─── DATA FOR THE TASK ───

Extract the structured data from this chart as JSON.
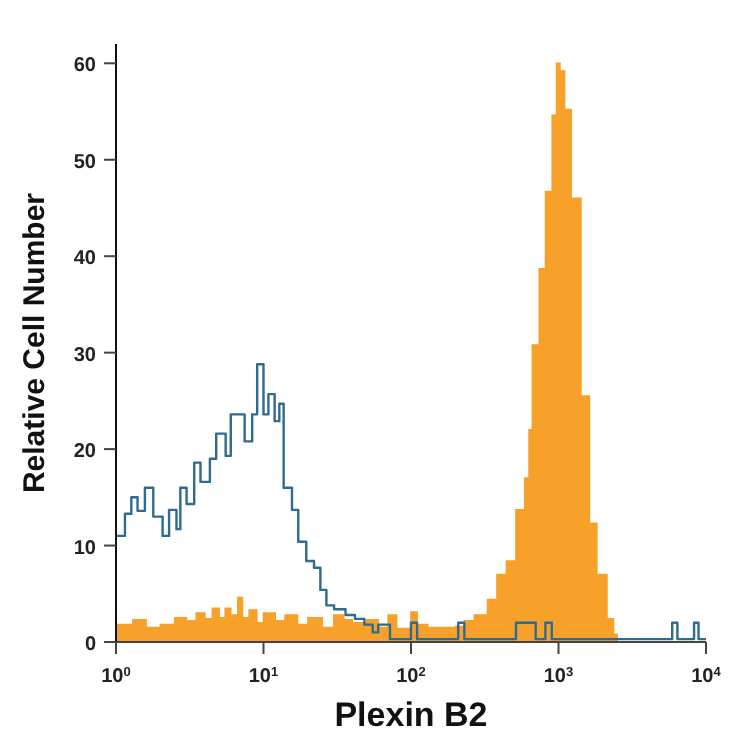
{
  "chart_data": {
    "type": "area",
    "xlabel": "Plexin B2",
    "ylabel": "Relative Cell Number",
    "log": "x",
    "xlim": [
      1,
      10000
    ],
    "xticks": [
      {
        "value": 1,
        "label": "10$^{0}$"
      },
      {
        "value": 10,
        "label": "10$^{1}$"
      },
      {
        "value": 100,
        "label": "10$^{2}$"
      },
      {
        "value": 1000,
        "label": "10$^{3}$"
      },
      {
        "value": 10000,
        "label": "10$^{4}$"
      }
    ],
    "ylim": [
      0,
      62
    ],
    "yticks": [
      0,
      10,
      20,
      30,
      40,
      50,
      60
    ],
    "grid": false,
    "legend": false,
    "series": [
      {
        "color": "#f7a12a",
        "x": [
          1,
          1.3,
          1.6,
          2,
          2.5,
          3,
          3.5,
          4,
          4.5,
          5,
          5.5,
          6,
          6.7,
          7.2,
          8,
          9,
          10,
          12,
          14,
          17,
          20,
          25,
          30,
          35,
          40,
          50,
          60,
          70,
          80,
          100,
          110,
          130,
          160,
          200,
          230,
          269,
          330,
          383,
          444,
          515,
          590,
          632,
          665,
          740,
          817,
          906,
          970,
          1023,
          1100,
          1220,
          1420,
          1620,
          1820,
          2130,
          2360,
          2500
        ],
        "values": [
          1.8,
          2.3,
          1.5,
          1.8,
          2.5,
          2.2,
          3,
          2.4,
          3.5,
          2.5,
          3.5,
          2.8,
          4.6,
          2.5,
          3.3,
          2,
          3,
          2.2,
          2.8,
          1.8,
          2.5,
          1.5,
          2.8,
          2.3,
          2,
          2.3,
          1.5,
          2.8,
          1.4,
          3.1,
          1.8,
          1.5,
          1.5,
          1.6,
          2.2,
          2.8,
          4.4,
          7,
          8.4,
          13.7,
          17,
          22,
          30.8,
          38.7,
          46.7,
          54.6,
          60,
          59.2,
          55.2,
          46,
          25.5,
          12.3,
          7,
          2.4,
          0.8,
          0
        ]
      },
      {
        "type": "step",
        "color": "#2f6b8e",
        "x": [
          1,
          1.15,
          1.27,
          1.4,
          1.57,
          1.79,
          2.07,
          2.29,
          2.57,
          2.73,
          3.01,
          3.39,
          3.74,
          4.33,
          4.78,
          5.54,
          6,
          6.88,
          7.45,
          8.38,
          9.06,
          10,
          10.8,
          11.9,
          12.8,
          13.7,
          15.6,
          17.2,
          19.5,
          22,
          24.3,
          26.7,
          30.1,
          36,
          41.7,
          48.3,
          55,
          60,
          66,
          72,
          100,
          110,
          200,
          209,
          230,
          500,
          515,
          603,
          700,
          815,
          900,
          5600,
          5900,
          6400,
          8000,
          8300,
          8900,
          10000
        ],
        "values": [
          11,
          13.3,
          15,
          13.6,
          16,
          13,
          11,
          13.7,
          11.7,
          16,
          14.3,
          18.6,
          16.6,
          19,
          21.6,
          19.3,
          23.6,
          23.6,
          20.8,
          23.6,
          28.8,
          23.6,
          25.7,
          22.9,
          24.7,
          16,
          13.7,
          10.4,
          8.4,
          7.7,
          5.4,
          3.8,
          3.4,
          2.8,
          2.4,
          1.8,
          1,
          1.8,
          1.8,
          0.3,
          2,
          0.3,
          0.3,
          2,
          0.3,
          0.3,
          2,
          2,
          0.3,
          2,
          0.3,
          0.3,
          2,
          0.3,
          0.3,
          2,
          0.3,
          0.3
        ]
      }
    ]
  }
}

───

> [EXERCISE DETAILS]:
Leave out the pictures and give the rest of the records again exactly.

> [WRITTEN ANSWER]:
Extract the structured data from this chart as JSON.
{
  "chart_data": {
    "type": "area",
    "xlabel": "Plexin B2",
    "ylabel": "Relative Cell Number",
    "log": "x",
    "xlim": [
      1,
      10000
    ],
    "xticks": [
      {
        "value": 1,
        "label": "10$^{0}$"
      },
      {
        "value": 10,
        "label": "10$^{1}$"
      },
      {
        "value": 100,
        "label": "10$^{2}$"
      },
      {
        "value": 1000,
        "label": "10$^{3}$"
      },
      {
        "value": 10000,
        "label": "10$^{4}$"
      }
    ],
    "ylim": [
      0,
      62
    ],
    "yticks": [
      0,
      10,
      20,
      30,
      40,
      50,
      60
    ],
    "grid": false,
    "legend": false,
    "series": [
      {
        "color": "#f7a12a",
        "x": [
          1,
          1.3,
          1.6,
          2,
          2.5,
          3,
          3.5,
          4,
          4.5,
          5,
          5.5,
          6,
          6.7,
          7.2,
          8,
          9,
          10,
          12,
          14,
          17,
          20,
          25,
          30,
          35,
          40,
          50,
          60,
          70,
          80,
          100,
          110,
          130,
          160,
          200,
          230,
          269,
          330,
          383,
          444,
          515,
          590,
          632,
          665,
          740,
          817,
          906,
          970,
          1023,
          1100,
          1220,
          1420,
          1620,
          1820,
          2130,
          2360,
          2500
        ],
        "values": [
          1.8,
          2.3,
          1.5,
          1.8,
          2.5,
          2.2,
          3,
          2.4,
          3.5,
          2.5,
          3.5,
          2.8,
          4.6,
          2.5,
          3.3,
          2,
          3,
          2.2,
          2.8,
          1.8,
          2.5,
          1.5,
          2.8,
          2.3,
          2,
          2.3,
          1.5,
          2.8,
          1.4,
          3.1,
          1.8,
          1.5,
          1.5,
          1.6,
          2.2,
          2.8,
          4.4,
          7,
          8.4,
          13.7,
          17,
          22,
          30.8,
          38.7,
          46.7,
          54.6,
          60,
          59.2,
          55.2,
          46,
          25.5,
          12.3,
          7,
          2.4,
          0.8,
          0
        ]
      },
      {
        "type": "step",
        "color": "#2f6b8e",
        "x": [
          1,
          1.15,
          1.27,
          1.4,
          1.57,
          1.79,
          2.07,
          2.29,
          2.57,
          2.73,
          3.01,
          3.39,
          3.74,
          4.33,
          4.78,
          5.54,
          6,
          6.88,
          7.45,
          8.38,
          9.06,
          10,
          10.8,
          11.9,
          12.8,
          13.7,
          15.6,
          17.2,
          19.5,
          22,
          24.3,
          26.7,
          30.1,
          36,
          41.7,
          48.3,
          55,
          60,
          66,
          72,
          100,
          110,
          200,
          209,
          230,
          500,
          515,
          603,
          700,
          815,
          900,
          5600,
          5900,
          6400,
          8000,
          8300,
          8900,
          10000
        ],
        "values": [
          11,
          13.3,
          15,
          13.6,
          16,
          13,
          11,
          13.7,
          11.7,
          16,
          14.3,
          18.6,
          16.6,
          19,
          21.6,
          19.3,
          23.6,
          23.6,
          20.8,
          23.6,
          28.8,
          23.6,
          25.7,
          22.9,
          24.7,
          16,
          13.7,
          10.4,
          8.4,
          7.7,
          5.4,
          3.8,
          3.4,
          2.8,
          2.4,
          1.8,
          1,
          1.8,
          1.8,
          0.3,
          2,
          0.3,
          0.3,
          2,
          0.3,
          0.3,
          2,
          2,
          0.3,
          2,
          0.3,
          0.3,
          2,
          0.3,
          0.3,
          2,
          0.3,
          0.3
        ]
      }
    ]
  }
}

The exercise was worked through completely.